**SELECTED TEXT**

________________________________________

Girls Who Code is coming to Springfield



Girls Who Code is coming to Springfield

MassMutual is bringing Girls Who Code, a national group aiming to bring more young women into lucrative tech careers, to Springfield this summer.

It is the first time Girls Who Code will be in Springfield. The program is expanding 19 seven-week summer immersion programs that served 375 girls in 2014 to 60 programs reaching 1,200 girls in 2015.

The program begins June 29 and is open to high school girls entering their junior and senior years. Sign-ups run from Jan. 15 through Feb. 1, and more information is available at www.girlswhocode.com. The program will take place at MassMutual’s headquarters on State Street. There is no cost to the girls.

According to the website, this is the only Girls Who Code session in Massachusetts this summer.

“Our goal at Girls Who Code is a very small one – to close the gender gap in computer science,” said Reshma Saujani, founder of Girls Who Code.

________________________________________

**ASSIGNMENT**
Please continue the article above on Girls Who Code coming to Springfield, starting right after its final quoted sentence.

________________________________________

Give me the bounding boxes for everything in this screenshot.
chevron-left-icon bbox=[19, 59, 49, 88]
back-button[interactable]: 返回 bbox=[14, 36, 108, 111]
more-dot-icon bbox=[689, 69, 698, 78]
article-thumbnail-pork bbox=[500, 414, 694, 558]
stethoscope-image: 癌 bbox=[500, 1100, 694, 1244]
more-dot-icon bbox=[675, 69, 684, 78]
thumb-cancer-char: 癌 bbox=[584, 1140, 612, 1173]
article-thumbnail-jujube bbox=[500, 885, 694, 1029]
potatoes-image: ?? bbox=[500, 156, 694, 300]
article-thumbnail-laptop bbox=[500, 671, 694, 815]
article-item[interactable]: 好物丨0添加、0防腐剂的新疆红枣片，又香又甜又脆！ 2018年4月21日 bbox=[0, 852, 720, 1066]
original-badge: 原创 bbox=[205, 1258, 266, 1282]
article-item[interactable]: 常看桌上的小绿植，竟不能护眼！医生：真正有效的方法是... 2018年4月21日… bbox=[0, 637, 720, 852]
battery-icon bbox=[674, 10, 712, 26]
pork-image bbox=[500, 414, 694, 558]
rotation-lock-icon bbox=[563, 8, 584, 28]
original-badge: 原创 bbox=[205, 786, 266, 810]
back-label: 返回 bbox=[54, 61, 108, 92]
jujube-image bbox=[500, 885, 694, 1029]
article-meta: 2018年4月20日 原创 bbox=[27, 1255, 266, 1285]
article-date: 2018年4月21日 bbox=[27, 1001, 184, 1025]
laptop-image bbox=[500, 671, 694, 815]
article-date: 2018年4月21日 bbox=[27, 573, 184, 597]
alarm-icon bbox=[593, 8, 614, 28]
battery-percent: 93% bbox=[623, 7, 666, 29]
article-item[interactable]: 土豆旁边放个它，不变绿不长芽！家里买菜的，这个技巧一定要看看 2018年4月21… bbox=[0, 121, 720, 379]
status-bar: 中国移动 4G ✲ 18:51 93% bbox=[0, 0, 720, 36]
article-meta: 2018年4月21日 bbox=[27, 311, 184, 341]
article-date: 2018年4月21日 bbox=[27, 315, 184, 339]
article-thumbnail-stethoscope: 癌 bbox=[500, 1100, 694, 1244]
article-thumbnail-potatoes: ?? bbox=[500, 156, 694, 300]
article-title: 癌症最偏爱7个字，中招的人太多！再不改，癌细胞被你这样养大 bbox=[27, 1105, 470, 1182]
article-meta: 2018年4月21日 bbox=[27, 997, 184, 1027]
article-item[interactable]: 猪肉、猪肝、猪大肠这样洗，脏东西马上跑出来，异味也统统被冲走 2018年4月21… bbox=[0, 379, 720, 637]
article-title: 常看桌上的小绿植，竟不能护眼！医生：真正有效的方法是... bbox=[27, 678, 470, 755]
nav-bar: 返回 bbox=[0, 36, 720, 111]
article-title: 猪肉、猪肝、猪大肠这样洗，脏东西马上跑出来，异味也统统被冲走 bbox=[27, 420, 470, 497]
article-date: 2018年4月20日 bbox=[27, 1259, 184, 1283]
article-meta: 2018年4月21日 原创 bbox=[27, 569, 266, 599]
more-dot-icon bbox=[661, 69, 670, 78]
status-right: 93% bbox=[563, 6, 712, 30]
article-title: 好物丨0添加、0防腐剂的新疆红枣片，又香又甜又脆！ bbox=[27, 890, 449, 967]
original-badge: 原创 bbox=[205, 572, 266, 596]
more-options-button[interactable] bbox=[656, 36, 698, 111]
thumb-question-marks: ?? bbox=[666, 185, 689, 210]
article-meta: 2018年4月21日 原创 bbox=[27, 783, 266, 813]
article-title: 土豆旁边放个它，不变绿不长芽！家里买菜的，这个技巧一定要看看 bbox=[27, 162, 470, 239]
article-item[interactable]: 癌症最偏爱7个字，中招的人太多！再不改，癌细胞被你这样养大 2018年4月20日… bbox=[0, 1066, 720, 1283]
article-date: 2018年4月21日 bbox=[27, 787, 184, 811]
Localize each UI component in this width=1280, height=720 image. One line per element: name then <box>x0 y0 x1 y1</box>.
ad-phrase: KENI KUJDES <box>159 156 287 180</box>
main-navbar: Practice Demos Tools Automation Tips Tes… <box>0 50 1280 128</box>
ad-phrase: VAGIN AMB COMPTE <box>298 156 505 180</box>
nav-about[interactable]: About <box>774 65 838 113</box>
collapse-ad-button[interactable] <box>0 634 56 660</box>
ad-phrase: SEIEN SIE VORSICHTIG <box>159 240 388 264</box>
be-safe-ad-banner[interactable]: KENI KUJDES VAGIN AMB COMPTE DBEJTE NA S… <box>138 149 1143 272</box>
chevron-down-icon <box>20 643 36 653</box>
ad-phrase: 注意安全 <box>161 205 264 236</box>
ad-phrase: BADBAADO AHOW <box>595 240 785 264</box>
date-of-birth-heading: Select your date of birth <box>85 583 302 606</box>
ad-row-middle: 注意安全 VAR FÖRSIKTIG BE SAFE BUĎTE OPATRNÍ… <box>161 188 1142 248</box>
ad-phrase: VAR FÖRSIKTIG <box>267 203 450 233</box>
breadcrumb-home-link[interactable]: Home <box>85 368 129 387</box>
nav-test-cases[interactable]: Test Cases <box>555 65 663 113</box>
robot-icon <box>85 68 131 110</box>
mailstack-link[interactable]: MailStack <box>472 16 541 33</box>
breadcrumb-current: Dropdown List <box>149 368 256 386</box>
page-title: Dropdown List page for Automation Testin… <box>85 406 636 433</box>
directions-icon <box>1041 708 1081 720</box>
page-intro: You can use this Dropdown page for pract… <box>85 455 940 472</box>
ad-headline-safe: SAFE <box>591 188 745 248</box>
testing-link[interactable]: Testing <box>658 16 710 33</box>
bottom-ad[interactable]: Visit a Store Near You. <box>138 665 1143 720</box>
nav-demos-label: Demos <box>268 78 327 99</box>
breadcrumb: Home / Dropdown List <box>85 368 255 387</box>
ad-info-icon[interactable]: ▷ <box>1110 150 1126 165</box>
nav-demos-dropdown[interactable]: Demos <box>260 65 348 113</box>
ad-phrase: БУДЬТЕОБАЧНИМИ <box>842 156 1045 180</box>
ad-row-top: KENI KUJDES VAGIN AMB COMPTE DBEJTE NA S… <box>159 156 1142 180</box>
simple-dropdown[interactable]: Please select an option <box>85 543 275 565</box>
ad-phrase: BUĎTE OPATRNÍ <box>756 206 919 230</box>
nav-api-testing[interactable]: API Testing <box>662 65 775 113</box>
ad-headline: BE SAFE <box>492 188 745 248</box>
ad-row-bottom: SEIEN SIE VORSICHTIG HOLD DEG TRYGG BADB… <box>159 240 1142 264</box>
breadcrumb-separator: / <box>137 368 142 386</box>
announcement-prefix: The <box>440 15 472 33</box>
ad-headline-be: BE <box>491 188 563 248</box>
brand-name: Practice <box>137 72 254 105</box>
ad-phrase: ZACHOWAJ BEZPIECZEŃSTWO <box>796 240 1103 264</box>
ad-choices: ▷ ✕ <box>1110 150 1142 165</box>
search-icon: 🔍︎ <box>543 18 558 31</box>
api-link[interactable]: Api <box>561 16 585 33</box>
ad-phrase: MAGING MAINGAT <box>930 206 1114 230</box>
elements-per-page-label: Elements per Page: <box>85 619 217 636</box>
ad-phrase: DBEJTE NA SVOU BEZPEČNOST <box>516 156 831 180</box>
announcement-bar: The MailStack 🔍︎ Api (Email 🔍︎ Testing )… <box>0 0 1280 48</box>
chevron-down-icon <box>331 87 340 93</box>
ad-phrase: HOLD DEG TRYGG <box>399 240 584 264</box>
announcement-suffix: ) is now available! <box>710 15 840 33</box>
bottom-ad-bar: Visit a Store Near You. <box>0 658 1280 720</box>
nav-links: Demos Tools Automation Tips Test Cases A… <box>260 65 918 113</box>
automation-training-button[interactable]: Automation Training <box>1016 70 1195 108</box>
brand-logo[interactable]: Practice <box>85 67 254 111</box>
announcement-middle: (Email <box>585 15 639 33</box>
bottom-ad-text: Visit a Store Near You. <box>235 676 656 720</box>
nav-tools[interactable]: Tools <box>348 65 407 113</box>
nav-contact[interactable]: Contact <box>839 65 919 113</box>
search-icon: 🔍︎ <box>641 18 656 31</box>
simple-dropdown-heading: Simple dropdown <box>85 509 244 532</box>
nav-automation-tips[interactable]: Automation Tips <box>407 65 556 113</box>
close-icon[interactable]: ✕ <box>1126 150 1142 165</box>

________________________________________

**REPLY TO THE TASK**
And coding, writing computer programs, designing mobile apps or other high-level computer science tasks are all rapidly becoming necessities not just in work but in life.

“It’s simply a 21st century skill set. It is how you are going to lead the way,” Saujani said.

Nationally, the percentage of female computer science majors has fallen from 37 percent in 1984 to just 18 percent today. The gender gap persists in the workforce, where less than a quarter of technical jobs are filled by women.

Girls Who Code says that there will be 1.4 million computer science jobs filled by the year 2020. If half those jobs, 700,000, are to go to women, about 4.6 million adolescent girls will need computer science education over the next few years. Evidence indicates that only about 30 percent of the young people introduced to computer science continue on with that education and enter the profession.

But why are fewer women entering computer science?

Saujani said a lot of it has to do with images in the media.

“What were the media depictions of science back in the 1980s and 1990s? ‘Weird Science?’ ‘Revenge of the Nerds?’ Computers were marketed to boys,” she said. “I became a lawyer. Why? ‘LA Law’ and other shows played a role. There I saw smart powerful women impacting the world by becoming lawyers. We really believe you cannot be what you cannot see.”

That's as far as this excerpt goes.